» STATED EXERCISE: From the listing below, extract every line in which the word "Nigerian" appears.

» PROVIDED RECORDS:

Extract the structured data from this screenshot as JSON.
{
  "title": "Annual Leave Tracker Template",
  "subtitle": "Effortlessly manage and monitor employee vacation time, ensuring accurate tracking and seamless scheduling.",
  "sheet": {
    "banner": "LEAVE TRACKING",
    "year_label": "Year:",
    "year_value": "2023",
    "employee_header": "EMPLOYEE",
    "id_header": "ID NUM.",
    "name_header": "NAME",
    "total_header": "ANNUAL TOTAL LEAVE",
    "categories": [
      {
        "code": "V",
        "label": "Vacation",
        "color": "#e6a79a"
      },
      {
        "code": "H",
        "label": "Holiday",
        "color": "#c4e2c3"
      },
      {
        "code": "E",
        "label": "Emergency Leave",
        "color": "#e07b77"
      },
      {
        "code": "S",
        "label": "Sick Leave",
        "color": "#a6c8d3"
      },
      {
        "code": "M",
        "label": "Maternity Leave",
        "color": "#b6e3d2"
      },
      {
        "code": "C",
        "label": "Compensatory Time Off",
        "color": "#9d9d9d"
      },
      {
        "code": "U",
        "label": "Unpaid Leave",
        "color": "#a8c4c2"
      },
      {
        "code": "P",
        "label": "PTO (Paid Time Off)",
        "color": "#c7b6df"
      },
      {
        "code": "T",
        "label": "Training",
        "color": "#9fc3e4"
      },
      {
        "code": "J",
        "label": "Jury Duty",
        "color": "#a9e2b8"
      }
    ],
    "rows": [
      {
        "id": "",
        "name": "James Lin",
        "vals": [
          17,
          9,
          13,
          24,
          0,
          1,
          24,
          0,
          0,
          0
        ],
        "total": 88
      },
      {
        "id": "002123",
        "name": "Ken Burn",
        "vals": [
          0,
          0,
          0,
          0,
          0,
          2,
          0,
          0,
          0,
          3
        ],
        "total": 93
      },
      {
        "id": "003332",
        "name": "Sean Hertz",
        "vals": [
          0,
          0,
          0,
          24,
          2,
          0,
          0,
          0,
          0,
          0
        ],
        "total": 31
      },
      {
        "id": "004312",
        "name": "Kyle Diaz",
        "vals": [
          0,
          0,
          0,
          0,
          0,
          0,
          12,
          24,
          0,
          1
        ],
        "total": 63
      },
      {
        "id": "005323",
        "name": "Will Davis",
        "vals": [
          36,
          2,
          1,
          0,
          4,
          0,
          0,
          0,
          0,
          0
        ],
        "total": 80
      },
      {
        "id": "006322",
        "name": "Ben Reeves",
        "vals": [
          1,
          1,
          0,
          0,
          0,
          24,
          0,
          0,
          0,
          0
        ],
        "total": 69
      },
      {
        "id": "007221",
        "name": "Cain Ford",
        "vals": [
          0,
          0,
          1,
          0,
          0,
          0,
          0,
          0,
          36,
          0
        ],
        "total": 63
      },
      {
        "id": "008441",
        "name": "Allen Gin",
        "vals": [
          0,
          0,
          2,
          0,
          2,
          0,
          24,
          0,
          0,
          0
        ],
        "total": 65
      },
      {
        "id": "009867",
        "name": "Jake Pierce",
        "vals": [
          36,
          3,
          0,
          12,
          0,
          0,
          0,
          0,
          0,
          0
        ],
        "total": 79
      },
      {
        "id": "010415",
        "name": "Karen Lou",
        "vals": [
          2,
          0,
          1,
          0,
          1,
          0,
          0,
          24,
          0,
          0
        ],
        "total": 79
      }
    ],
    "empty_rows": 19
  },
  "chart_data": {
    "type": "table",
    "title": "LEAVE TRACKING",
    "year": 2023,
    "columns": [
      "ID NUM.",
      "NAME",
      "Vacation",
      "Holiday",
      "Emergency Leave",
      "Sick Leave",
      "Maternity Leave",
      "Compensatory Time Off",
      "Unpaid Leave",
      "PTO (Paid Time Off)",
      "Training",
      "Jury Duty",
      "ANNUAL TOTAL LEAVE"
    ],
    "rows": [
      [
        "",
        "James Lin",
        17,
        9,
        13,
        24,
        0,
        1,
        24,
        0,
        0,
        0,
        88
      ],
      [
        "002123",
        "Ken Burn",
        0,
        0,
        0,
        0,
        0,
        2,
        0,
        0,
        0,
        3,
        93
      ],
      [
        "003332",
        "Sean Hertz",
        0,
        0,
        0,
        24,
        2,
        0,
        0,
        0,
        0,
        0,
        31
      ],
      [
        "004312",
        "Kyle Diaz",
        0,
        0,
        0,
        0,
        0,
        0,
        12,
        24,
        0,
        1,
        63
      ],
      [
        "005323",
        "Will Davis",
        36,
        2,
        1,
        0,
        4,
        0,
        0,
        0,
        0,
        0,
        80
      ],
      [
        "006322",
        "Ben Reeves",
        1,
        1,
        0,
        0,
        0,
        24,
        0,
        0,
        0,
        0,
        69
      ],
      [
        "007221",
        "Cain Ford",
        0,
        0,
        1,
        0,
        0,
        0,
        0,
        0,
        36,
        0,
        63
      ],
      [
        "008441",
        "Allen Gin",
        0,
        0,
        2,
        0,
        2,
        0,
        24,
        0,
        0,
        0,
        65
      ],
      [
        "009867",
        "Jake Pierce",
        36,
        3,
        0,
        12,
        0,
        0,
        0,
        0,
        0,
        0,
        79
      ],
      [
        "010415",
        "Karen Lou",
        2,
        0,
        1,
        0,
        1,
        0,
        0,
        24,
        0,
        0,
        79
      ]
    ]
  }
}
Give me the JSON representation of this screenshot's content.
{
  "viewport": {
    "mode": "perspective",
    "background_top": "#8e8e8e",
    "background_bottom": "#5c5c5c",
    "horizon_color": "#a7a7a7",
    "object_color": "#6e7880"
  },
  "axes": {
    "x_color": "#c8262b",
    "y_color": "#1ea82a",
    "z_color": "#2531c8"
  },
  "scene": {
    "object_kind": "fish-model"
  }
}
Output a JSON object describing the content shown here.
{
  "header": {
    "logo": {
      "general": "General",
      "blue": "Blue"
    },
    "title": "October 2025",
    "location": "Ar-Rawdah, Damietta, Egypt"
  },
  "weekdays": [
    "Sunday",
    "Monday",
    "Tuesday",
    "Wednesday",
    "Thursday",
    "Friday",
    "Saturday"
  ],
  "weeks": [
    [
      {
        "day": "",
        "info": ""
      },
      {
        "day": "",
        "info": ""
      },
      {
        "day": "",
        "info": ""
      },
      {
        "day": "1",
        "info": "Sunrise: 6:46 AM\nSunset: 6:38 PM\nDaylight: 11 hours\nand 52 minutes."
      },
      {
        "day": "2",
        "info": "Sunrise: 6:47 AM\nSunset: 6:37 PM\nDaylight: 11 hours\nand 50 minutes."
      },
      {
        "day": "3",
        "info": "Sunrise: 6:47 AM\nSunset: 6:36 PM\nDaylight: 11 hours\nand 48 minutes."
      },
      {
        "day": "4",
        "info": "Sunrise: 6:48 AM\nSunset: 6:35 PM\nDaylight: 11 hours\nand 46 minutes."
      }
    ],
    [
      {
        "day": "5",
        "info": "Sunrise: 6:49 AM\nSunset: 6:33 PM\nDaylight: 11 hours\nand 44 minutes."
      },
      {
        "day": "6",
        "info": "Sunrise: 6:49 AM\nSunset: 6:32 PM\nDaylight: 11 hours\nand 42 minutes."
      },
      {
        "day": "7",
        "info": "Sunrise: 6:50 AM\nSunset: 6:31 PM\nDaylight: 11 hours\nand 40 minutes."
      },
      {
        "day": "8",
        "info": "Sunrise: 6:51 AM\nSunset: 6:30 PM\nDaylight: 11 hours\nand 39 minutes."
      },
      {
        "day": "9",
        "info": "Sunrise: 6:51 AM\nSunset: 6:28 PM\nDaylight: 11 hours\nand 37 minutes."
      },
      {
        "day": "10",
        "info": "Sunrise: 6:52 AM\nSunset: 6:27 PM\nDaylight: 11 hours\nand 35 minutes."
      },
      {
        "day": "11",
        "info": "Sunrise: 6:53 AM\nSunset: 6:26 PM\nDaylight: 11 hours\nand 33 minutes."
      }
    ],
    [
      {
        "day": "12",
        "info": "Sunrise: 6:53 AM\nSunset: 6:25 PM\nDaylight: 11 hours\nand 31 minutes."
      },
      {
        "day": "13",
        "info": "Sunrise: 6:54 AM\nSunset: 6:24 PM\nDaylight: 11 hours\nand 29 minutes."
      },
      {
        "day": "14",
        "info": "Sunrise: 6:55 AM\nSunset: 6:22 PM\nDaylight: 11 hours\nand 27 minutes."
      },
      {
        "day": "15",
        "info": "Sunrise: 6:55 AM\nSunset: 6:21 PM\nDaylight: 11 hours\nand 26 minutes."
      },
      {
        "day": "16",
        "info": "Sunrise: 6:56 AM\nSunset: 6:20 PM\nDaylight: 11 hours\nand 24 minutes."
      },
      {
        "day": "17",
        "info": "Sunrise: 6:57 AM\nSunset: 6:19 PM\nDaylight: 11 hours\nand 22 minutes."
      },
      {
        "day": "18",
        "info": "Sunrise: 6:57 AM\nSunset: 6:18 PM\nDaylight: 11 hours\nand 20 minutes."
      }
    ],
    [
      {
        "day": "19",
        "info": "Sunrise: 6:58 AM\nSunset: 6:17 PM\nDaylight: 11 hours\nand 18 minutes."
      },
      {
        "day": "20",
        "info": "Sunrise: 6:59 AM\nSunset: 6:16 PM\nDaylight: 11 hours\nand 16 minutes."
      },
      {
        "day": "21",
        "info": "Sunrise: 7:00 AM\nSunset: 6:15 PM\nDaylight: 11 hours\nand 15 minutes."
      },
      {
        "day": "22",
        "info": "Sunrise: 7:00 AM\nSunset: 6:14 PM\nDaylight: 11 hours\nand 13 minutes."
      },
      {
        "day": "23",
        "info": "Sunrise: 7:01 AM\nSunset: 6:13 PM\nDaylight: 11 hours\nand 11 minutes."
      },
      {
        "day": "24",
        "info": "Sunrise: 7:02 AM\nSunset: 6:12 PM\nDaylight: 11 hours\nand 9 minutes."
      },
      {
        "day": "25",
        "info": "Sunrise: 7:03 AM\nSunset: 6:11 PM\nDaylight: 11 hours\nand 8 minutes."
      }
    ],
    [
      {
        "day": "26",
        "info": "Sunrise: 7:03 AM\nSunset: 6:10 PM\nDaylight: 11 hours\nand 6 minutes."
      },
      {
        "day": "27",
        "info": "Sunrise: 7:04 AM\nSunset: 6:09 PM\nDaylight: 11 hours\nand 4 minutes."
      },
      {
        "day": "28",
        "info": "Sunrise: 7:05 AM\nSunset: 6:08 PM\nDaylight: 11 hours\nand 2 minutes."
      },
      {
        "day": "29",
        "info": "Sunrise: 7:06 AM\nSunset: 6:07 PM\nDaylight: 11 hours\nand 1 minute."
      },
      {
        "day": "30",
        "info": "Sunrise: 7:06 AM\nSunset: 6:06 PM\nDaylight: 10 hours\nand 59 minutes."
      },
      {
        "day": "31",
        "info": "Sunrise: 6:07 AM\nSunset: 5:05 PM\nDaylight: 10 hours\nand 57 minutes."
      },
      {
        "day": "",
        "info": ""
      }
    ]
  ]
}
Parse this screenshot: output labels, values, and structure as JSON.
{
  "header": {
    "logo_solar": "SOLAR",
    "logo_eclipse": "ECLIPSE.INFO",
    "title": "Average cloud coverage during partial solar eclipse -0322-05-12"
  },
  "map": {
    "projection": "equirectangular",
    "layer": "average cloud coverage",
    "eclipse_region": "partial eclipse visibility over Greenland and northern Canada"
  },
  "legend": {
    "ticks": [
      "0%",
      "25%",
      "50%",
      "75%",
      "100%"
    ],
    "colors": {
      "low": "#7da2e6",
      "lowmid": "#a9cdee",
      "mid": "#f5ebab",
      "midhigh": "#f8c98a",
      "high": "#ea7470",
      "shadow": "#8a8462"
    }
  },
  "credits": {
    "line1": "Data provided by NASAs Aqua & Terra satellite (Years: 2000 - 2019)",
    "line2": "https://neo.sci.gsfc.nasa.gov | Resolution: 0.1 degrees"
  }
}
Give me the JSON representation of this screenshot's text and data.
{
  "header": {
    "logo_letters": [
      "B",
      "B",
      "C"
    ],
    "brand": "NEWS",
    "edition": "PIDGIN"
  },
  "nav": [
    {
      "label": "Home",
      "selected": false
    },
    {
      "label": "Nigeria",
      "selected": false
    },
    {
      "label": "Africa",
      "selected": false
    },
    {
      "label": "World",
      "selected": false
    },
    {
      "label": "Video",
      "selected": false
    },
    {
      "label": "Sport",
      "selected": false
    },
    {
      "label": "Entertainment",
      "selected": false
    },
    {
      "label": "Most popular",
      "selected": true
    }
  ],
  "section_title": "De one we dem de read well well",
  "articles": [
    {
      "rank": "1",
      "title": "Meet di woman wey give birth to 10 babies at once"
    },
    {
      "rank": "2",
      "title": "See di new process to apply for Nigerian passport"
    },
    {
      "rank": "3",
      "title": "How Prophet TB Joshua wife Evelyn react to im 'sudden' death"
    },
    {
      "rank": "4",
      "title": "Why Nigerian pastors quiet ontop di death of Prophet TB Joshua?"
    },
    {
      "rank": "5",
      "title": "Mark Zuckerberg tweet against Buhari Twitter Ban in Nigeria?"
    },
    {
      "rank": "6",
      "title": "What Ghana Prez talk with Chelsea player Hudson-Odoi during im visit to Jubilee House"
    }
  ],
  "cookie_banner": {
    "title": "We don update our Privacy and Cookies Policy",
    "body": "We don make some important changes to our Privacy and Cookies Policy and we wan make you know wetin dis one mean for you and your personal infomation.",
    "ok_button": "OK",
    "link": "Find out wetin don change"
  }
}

» EXPECTED ANSWER:
      "title": "See di new process to apply for Nigerian passport"
      "title": "Why Nigerian pastors quiet ontop di death of Prophet TB Joshua?"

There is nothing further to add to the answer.